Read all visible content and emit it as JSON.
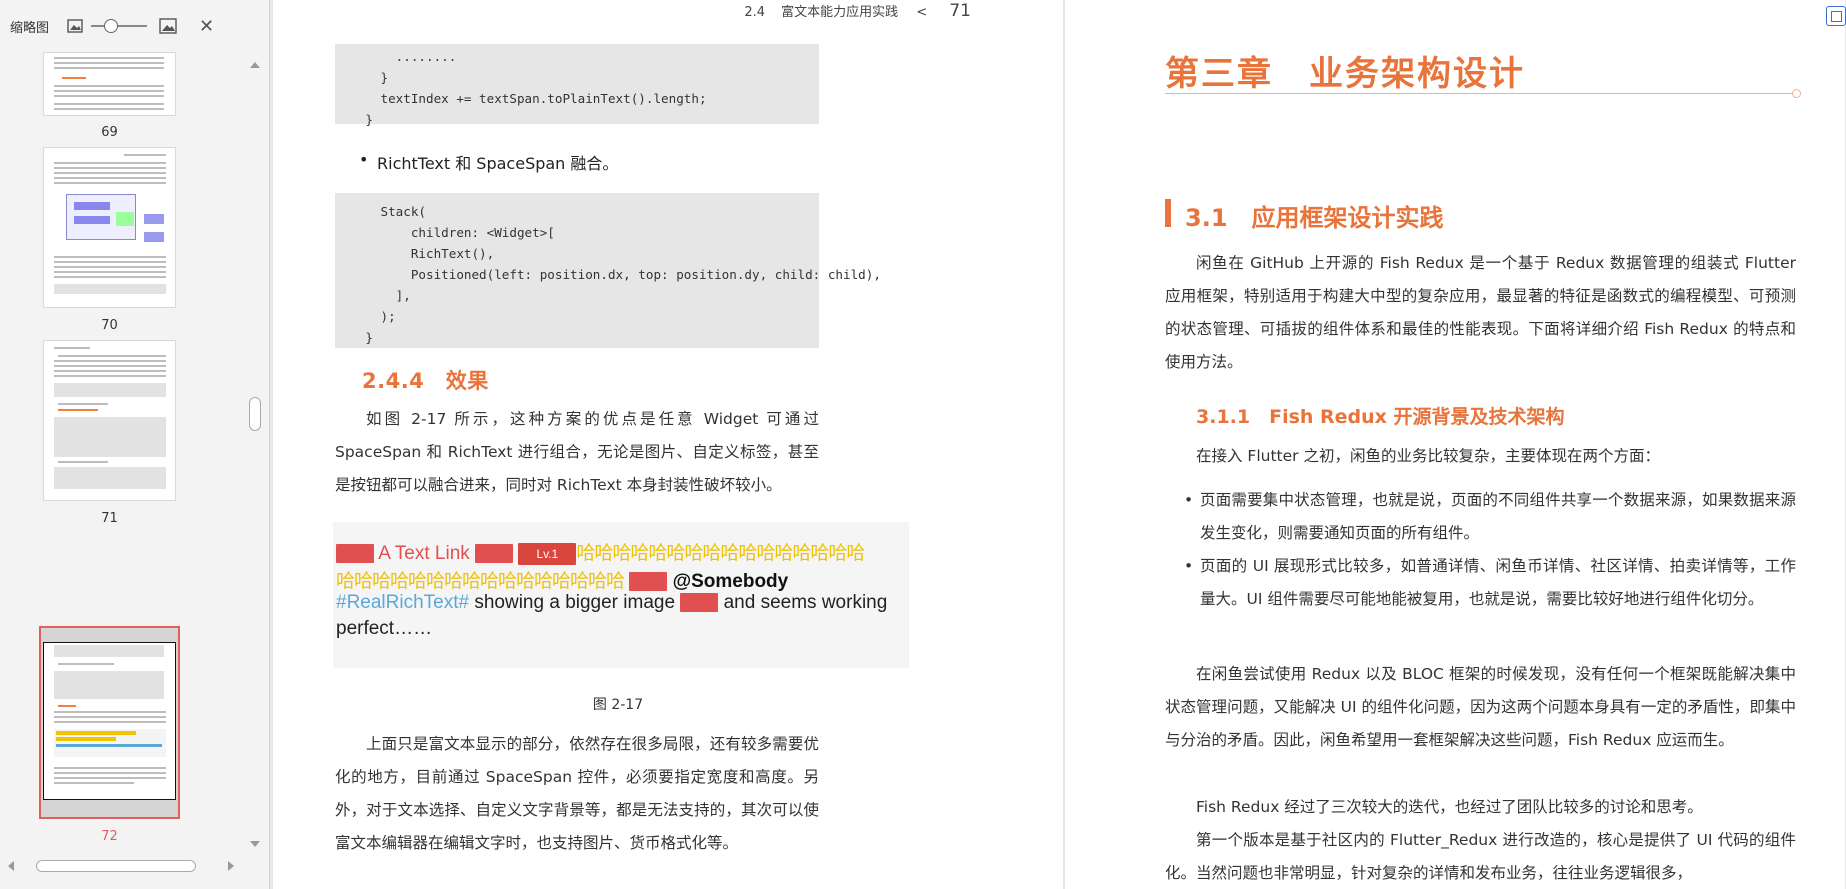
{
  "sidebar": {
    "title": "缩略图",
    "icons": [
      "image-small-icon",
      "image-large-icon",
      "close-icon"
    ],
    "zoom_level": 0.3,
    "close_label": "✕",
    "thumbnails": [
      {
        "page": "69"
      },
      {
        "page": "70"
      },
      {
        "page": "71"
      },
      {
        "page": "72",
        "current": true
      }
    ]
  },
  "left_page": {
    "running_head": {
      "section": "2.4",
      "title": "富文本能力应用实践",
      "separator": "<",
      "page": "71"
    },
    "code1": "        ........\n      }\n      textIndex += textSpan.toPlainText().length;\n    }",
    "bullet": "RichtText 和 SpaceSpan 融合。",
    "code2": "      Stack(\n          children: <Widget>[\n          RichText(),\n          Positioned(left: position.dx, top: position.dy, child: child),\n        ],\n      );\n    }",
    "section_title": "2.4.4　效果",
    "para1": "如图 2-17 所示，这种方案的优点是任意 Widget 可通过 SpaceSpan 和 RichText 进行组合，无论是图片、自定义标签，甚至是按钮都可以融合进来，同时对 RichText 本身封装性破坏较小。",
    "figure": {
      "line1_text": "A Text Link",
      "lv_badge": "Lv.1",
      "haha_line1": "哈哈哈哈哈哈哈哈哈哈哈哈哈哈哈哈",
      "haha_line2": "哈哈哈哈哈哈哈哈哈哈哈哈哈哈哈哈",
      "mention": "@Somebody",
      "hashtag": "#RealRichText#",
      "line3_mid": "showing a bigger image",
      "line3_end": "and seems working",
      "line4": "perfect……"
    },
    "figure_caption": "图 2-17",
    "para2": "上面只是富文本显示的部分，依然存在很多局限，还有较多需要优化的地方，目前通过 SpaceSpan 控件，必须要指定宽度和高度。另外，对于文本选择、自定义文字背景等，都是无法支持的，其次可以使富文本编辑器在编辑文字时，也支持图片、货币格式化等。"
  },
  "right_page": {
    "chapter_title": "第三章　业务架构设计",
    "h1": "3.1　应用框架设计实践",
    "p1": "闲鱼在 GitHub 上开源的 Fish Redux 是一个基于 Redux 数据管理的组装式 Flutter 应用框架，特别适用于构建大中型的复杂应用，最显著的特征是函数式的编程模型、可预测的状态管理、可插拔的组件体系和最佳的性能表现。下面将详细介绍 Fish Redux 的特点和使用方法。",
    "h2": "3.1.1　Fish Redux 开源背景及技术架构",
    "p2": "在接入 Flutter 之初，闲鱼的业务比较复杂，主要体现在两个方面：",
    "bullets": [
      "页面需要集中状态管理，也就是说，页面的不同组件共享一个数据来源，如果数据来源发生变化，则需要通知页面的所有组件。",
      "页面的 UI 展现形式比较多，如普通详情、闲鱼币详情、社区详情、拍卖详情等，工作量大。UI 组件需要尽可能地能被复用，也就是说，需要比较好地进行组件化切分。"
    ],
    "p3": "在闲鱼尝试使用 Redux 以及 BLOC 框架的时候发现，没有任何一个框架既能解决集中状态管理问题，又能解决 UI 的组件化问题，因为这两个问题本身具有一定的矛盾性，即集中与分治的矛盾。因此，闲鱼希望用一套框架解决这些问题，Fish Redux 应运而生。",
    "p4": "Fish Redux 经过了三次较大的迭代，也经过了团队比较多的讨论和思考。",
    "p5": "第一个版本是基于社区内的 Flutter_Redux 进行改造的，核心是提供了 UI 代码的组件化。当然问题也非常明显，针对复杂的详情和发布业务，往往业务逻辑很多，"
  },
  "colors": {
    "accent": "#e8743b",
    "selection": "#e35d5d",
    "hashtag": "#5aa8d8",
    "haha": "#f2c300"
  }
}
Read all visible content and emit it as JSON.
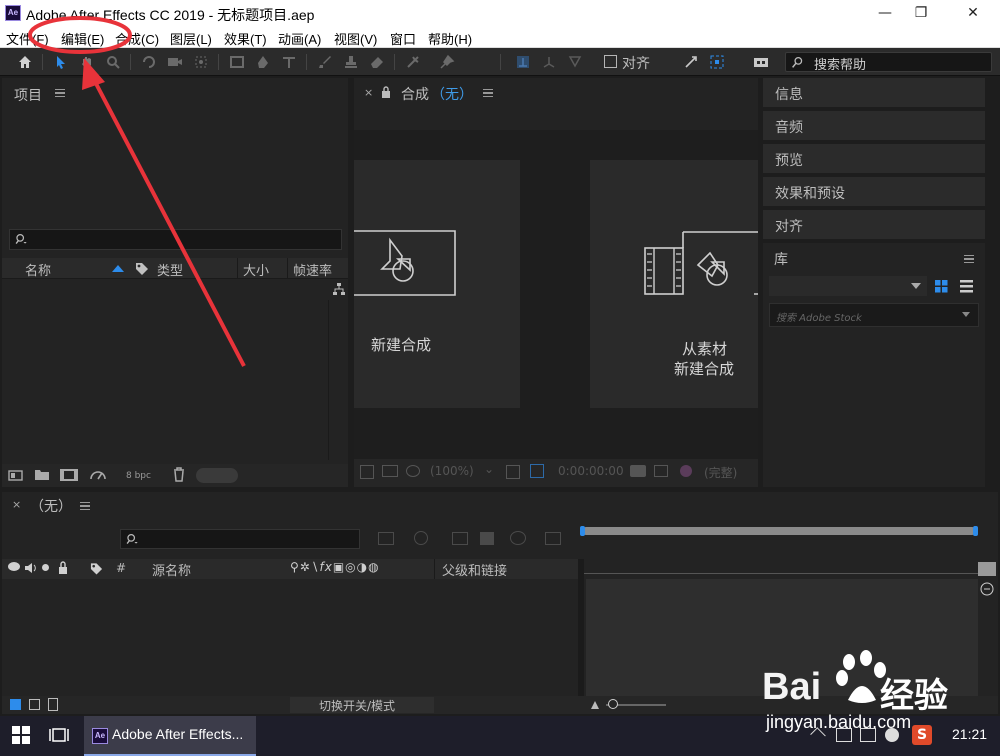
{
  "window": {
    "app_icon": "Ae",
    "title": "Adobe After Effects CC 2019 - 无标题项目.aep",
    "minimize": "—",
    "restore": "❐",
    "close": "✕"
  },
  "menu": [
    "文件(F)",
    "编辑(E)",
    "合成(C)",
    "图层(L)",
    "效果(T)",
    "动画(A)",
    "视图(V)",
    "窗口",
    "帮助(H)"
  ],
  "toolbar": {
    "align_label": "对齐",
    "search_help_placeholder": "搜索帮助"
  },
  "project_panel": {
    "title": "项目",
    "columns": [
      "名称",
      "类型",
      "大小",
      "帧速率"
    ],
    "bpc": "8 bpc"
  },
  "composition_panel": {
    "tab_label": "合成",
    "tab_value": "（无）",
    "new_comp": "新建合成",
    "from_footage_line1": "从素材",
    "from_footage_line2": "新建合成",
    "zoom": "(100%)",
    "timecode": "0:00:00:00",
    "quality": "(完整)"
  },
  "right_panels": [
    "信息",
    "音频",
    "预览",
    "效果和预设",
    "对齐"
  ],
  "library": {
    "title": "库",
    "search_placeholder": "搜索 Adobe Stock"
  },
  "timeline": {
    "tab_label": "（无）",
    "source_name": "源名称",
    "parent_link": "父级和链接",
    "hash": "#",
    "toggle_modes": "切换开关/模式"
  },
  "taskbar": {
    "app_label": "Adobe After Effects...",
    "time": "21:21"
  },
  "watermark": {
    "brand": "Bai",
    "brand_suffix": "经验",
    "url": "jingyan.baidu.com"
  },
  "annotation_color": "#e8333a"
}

○ ○ ○ ○ ○ ○ ○

> _YOUR GOAL_: Quote every record above exactly, omitting any pictures they contain.

> _SOLVED PROBLEM_:
Read all visible content and emit it as JSON.
{
  "sidebar": {
    "title": "缩略图",
    "icons": [
      "image-small-icon",
      "image-large-icon",
      "close-icon"
    ],
    "zoom_level": 0.3,
    "close_label": "✕",
    "thumbnails": [
      {
        "page": "69"
      },
      {
        "page": "70"
      },
      {
        "page": "71"
      },
      {
        "page": "72",
        "current": true
      }
    ]
  },
  "left_page": {
    "running_head": {
      "section": "2.4",
      "title": "富文本能力应用实践",
      "separator": "<",
      "page": "71"
    },
    "code1": "        ........\n      }\n      textIndex += textSpan.toPlainText().length;\n    }",
    "bullet": "RichtText 和 SpaceSpan 融合。",
    "code2": "      Stack(\n          children: <Widget>[\n          RichText(),\n          Positioned(left: position.dx, top: position.dy, child: child),\n        ],\n      );\n    }",
    "section_title": "2.4.4　效果",
    "para1": "如图 2-17 所示，这种方案的优点是任意 Widget 可通过 SpaceSpan 和 RichText 进行组合，无论是图片、自定义标签，甚至是按钮都可以融合进来，同时对 RichText 本身封装性破坏较小。",
    "figure": {
      "line1_text": "A Text Link",
      "lv_badge": "Lv.1",
      "haha_line1": "哈哈哈哈哈哈哈哈哈哈哈哈哈哈哈哈",
      "haha_line2": "哈哈哈哈哈哈哈哈哈哈哈哈哈哈哈哈",
      "mention": "@Somebody",
      "hashtag": "#RealRichText#",
      "line3_mid": "showing a bigger image",
      "line3_end": "and seems working",
      "line4": "perfect……"
    },
    "figure_caption": "图 2-17",
    "para2": "上面只是富文本显示的部分，依然存在很多局限，还有较多需要优化的地方，目前通过 SpaceSpan 控件，必须要指定宽度和高度。另外，对于文本选择、自定义文字背景等，都是无法支持的，其次可以使富文本编辑器在编辑文字时，也支持图片、货币格式化等。"
  },
  "right_page": {
    "chapter_title": "第三章　业务架构设计",
    "h1": "3.1　应用框架设计实践",
    "p1": "闲鱼在 GitHub 上开源的 Fish Redux 是一个基于 Redux 数据管理的组装式 Flutter 应用框架，特别适用于构建大中型的复杂应用，最显著的特征是函数式的编程模型、可预测的状态管理、可插拔的组件体系和最佳的性能表现。下面将详细介绍 Fish Redux 的特点和使用方法。",
    "h2": "3.1.1　Fish Redux 开源背景及技术架构",
    "p2": "在接入 Flutter 之初，闲鱼的业务比较复杂，主要体现在两个方面：",
    "bullets": [
      "页面需要集中状态管理，也就是说，页面的不同组件共享一个数据来源，如果数据来源发生变化，则需要通知页面的所有组件。",
      "页面的 UI 展现形式比较多，如普通详情、闲鱼币详情、社区详情、拍卖详情等，工作量大。UI 组件需要尽可能地能被复用，也就是说，需要比较好地进行组件化切分。"
    ],
    "p3": "在闲鱼尝试使用 Redux 以及 BLOC 框架的时候发现，没有任何一个框架既能解决集中状态管理问题，又能解决 UI 的组件化问题，因为这两个问题本身具有一定的矛盾性，即集中与分治的矛盾。因此，闲鱼希望用一套框架解决这些问题，Fish Redux 应运而生。",
    "p4": "Fish Redux 经过了三次较大的迭代，也经过了团队比较多的讨论和思考。",
    "p5": "第一个版本是基于社区内的 Flutter_Redux 进行改造的，核心是提供了 UI 代码的组件化。当然问题也非常明显，针对复杂的详情和发布业务，往往业务逻辑很多，"
  },
  "colors": {
    "accent": "#e8743b",
    "selection": "#e35d5d",
    "hashtag": "#5aa8d8",
    "haha": "#f2c300"
  }
}
Read all visible content and emit it as JSON.
{
  "window": {
    "app_icon": "Ae",
    "title": "Adobe After Effects CC 2019 - 无标题项目.aep",
    "minimize": "—",
    "restore": "❐",
    "close": "✕"
  },
  "menu": [
    "文件(F)",
    "编辑(E)",
    "合成(C)",
    "图层(L)",
    "效果(T)",
    "动画(A)",
    "视图(V)",
    "窗口",
    "帮助(H)"
  ],
  "toolbar": {
    "align_label": "对齐",
    "search_help_placeholder": "搜索帮助"
  },
  "project_panel": {
    "title": "项目",
    "columns": [
      "名称",
      "类型",
      "大小",
      "帧速率"
    ],
    "bpc": "8 bpc"
  },
  "composition_panel": {
    "tab_label": "合成",
    "tab_value": "（无）",
    "new_comp": "新建合成",
    "from_footage_line1": "从素材",
    "from_footage_line2": "新建合成",
    "zoom": "(100%)",
    "timecode": "0:00:00:00",
    "quality": "(完整)"
  },
  "right_panels": [
    "信息",
    "音频",
    "预览",
    "效果和预设",
    "对齐"
  ],
  "library": {
    "title": "库",
    "search_placeholder": "搜索 Adobe Stock"
  },
  "timeline": {
    "tab_label": "（无）",
    "source_name": "源名称",
    "parent_link": "父级和链接",
    "hash": "#",
    "toggle_modes": "切换开关/模式"
  },
  "taskbar": {
    "app_label": "Adobe After Effects...",
    "time": "21:21"
  },
  "watermark": {
    "brand": "Bai",
    "brand_suffix": "经验",
    "url": "jingyan.baidu.com"
  },
  "annotation_color": "#e8333a"
}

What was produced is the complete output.